- What is being asked -
Using the listing below, report all lines holding the word "period".

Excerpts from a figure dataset
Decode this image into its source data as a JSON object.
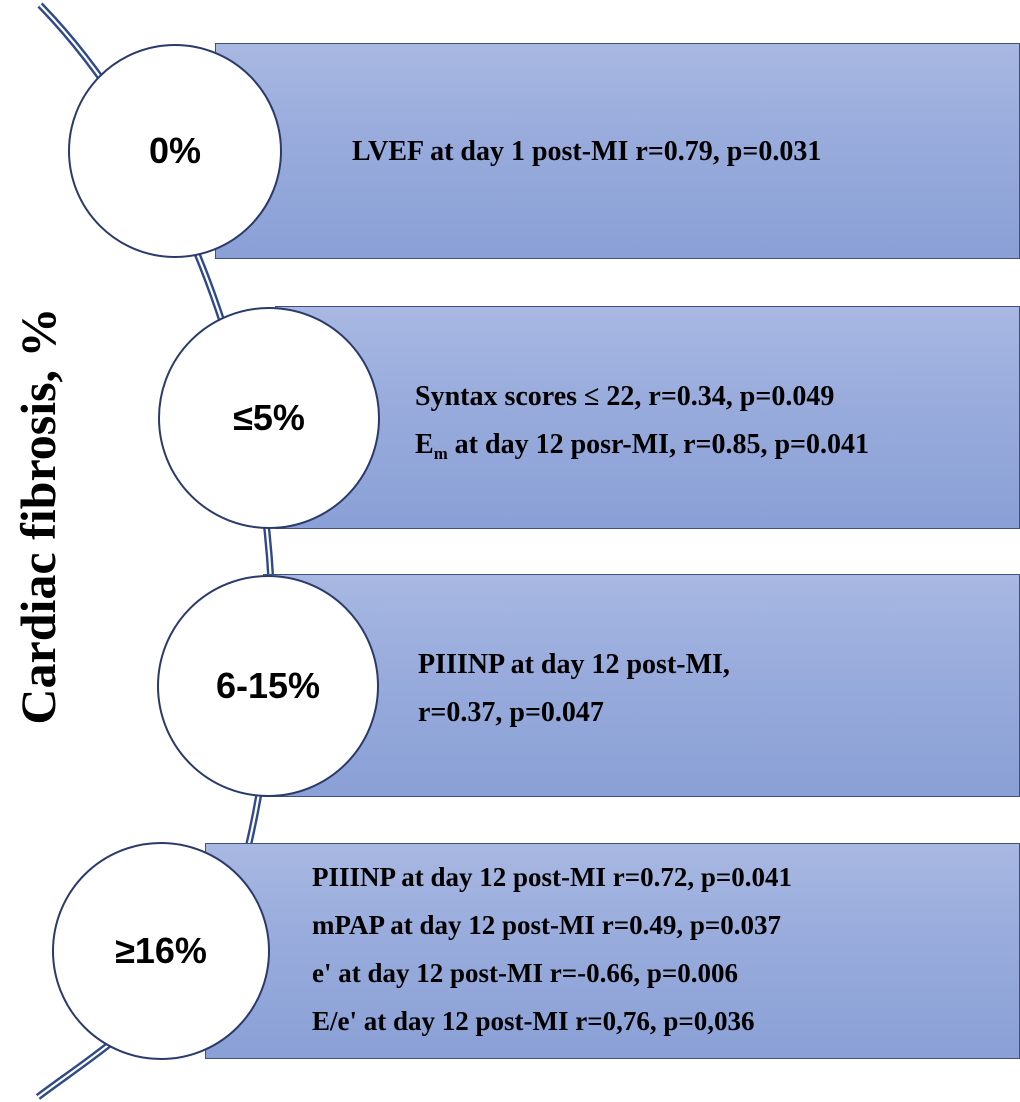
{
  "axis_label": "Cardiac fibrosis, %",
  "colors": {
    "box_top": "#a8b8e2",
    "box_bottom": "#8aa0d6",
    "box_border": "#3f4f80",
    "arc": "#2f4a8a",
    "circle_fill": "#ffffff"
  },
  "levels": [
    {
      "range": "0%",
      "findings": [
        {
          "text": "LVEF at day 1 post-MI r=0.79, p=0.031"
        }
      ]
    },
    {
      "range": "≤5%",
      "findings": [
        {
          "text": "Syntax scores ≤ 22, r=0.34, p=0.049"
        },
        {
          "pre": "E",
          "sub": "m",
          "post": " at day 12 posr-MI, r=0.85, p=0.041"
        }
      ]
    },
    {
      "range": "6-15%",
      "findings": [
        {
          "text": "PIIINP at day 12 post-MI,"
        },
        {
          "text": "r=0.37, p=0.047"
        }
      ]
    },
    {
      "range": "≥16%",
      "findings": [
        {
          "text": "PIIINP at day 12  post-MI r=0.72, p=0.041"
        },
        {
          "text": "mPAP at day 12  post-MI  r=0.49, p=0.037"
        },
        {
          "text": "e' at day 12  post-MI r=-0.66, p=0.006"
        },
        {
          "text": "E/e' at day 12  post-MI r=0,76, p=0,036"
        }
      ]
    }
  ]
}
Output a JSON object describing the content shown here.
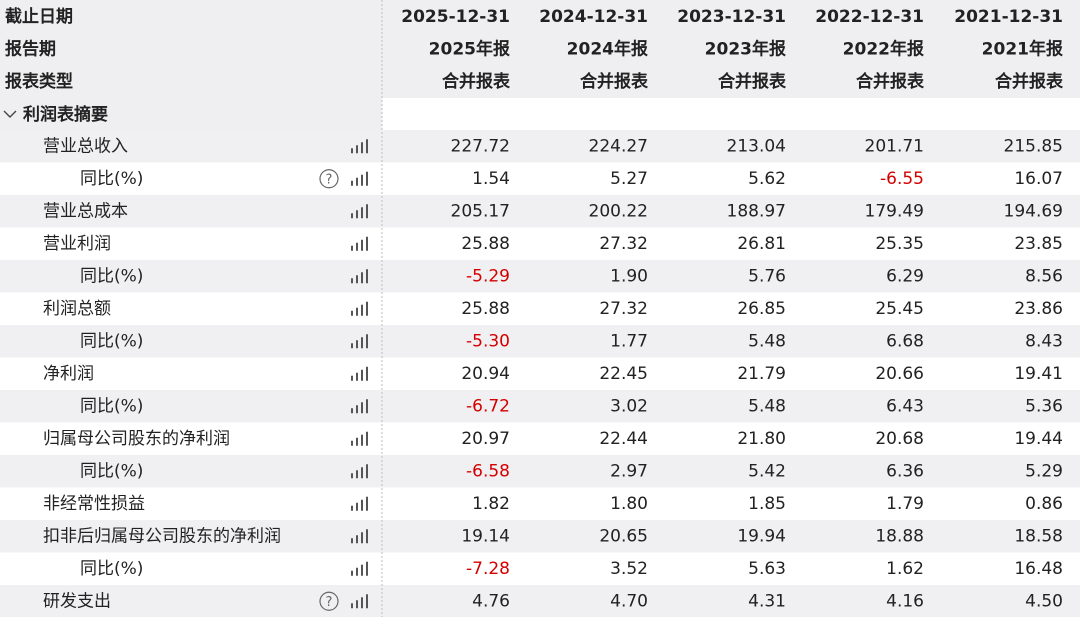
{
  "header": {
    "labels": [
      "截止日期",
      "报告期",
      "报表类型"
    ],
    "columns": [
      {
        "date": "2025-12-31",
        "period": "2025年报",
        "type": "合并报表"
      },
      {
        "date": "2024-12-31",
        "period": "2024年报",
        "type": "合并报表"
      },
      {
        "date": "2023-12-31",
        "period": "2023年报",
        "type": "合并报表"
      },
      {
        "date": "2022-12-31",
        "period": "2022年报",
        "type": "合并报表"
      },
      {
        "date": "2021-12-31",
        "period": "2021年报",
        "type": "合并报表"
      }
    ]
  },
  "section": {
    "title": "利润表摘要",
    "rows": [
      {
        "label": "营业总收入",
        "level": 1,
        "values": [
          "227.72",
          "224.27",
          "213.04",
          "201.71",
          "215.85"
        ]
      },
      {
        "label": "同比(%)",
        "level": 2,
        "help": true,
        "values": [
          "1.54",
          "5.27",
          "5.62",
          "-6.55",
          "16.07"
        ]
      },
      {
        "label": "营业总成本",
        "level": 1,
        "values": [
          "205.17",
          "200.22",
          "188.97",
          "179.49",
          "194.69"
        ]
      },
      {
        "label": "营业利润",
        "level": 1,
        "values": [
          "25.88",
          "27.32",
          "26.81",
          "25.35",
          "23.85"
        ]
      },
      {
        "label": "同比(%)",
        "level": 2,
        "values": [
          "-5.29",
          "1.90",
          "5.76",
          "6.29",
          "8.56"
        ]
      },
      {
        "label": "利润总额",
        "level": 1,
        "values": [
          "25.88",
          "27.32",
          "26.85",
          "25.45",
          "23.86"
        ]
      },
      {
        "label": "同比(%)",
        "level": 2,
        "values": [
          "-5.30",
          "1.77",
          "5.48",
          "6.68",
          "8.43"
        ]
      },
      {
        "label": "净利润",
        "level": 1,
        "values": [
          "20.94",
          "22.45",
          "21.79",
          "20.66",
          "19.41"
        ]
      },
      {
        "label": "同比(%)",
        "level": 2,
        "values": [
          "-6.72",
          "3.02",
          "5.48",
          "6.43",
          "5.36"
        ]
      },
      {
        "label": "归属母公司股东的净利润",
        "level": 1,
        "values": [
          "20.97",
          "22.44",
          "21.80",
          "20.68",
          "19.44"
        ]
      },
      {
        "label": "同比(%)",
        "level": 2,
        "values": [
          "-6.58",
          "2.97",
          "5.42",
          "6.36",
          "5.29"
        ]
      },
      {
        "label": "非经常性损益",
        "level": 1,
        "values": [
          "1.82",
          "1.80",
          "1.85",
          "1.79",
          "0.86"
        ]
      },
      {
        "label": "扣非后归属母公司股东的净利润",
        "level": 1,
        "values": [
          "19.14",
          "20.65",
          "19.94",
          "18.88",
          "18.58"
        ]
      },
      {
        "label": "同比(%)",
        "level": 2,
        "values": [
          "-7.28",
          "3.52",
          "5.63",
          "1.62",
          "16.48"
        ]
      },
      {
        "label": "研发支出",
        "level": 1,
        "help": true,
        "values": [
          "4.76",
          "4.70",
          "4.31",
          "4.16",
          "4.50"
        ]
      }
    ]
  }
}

- Task response -
        "period": "2025年报",
        "period": "2024年报",
        "period": "2023年报",
        "period": "2022年报",
        "period": "2021年报",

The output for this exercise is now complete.